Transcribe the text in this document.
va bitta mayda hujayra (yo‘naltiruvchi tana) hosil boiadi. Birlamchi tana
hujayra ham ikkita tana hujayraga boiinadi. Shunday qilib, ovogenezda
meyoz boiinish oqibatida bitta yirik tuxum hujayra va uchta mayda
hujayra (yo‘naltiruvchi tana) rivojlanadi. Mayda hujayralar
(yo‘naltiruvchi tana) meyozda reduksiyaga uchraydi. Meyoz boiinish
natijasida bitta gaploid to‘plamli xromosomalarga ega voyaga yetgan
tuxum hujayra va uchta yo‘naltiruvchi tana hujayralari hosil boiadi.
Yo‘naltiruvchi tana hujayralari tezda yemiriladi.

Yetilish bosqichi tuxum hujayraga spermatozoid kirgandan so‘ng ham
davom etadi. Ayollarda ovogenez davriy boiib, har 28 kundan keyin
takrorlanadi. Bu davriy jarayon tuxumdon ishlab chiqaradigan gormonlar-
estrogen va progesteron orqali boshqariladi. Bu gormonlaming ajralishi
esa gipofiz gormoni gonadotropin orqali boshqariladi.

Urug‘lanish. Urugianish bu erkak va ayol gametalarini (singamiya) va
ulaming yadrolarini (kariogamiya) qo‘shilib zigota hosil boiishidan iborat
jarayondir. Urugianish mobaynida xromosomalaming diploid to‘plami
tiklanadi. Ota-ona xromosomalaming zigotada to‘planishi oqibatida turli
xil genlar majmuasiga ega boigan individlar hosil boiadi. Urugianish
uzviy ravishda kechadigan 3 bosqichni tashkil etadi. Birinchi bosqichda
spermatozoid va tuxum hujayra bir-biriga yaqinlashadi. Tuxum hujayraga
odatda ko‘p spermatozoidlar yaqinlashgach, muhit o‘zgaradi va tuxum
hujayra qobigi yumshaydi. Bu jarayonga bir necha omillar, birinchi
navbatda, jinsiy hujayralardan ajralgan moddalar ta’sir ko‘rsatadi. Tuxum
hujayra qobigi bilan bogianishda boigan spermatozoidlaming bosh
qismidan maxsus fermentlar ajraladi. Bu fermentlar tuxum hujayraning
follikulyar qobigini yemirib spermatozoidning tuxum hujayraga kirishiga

----

## Aim
Make an exact copy of the material above.

## Final result
Transcribe the text in this document.
va bitta mayda hujayra (yo‘naltiruvchi tana) hosil boiadi. Birlamchi tana
hujayra ham ikkita tana hujayraga boiinadi. Shunday qilib, ovogenezda
meyoz boiinish oqibatida bitta yirik tuxum hujayra va uchta mayda
hujayra (yo‘naltiruvchi tana) rivojlanadi. Mayda hujayralar
(yo‘naltiruvchi tana) meyozda reduksiyaga uchraydi. Meyoz boiinish
natijasida bitta gaploid to‘plamli xromosomalarga ega voyaga yetgan
tuxum hujayra va uchta yo‘naltiruvchi tana hujayralari hosil boiadi.
Yo‘naltiruvchi tana hujayralari tezda yemiriladi.

Yetilish bosqichi tuxum hujayraga spermatozoid kirgandan so‘ng ham
davom etadi. Ayollarda ovogenez davriy boiib, har 28 kundan keyin
takrorlanadi. Bu davriy jarayon tuxumdon ishlab chiqaradigan gormonlar-
estrogen va progesteron orqali boshqariladi. Bu gormonlaming ajralishi
esa gipofiz gormoni gonadotropin orqali boshqariladi.

Urug‘lanish. Urugianish bu erkak va ayol gametalarini (singamiya) va
ulaming yadrolarini (kariogamiya) qo‘shilib zigota hosil boiishidan iborat
jarayondir. Urugianish mobaynida xromosomalaming diploid to‘plami
tiklanadi. Ota-ona xromosomalaming zigotada to‘planishi oqibatida turli
xil genlar majmuasiga ega boigan individlar hosil boiadi. Urugianish
uzviy ravishda kechadigan 3 bosqichni tashkil etadi. Birinchi bosqichda
spermatozoid va tuxum hujayra bir-biriga yaqinlashadi. Tuxum hujayraga
odatda ko‘p spermatozoidlar yaqinlashgach, muhit o‘zgaradi va tuxum
hujayra qobigi yumshaydi. Bu jarayonga bir necha omillar, birinchi
navbatda, jinsiy hujayralardan ajralgan moddalar ta’sir ko‘rsatadi. Tuxum
hujayra qobigi bilan bogianishda boigan spermatozoidlaming bosh
qismidan maxsus fermentlar ajraladi. Bu fermentlar tuxum hujayraning
follikulyar qobigini yemirib spermatozoidning tuxum hujayraga kirishiga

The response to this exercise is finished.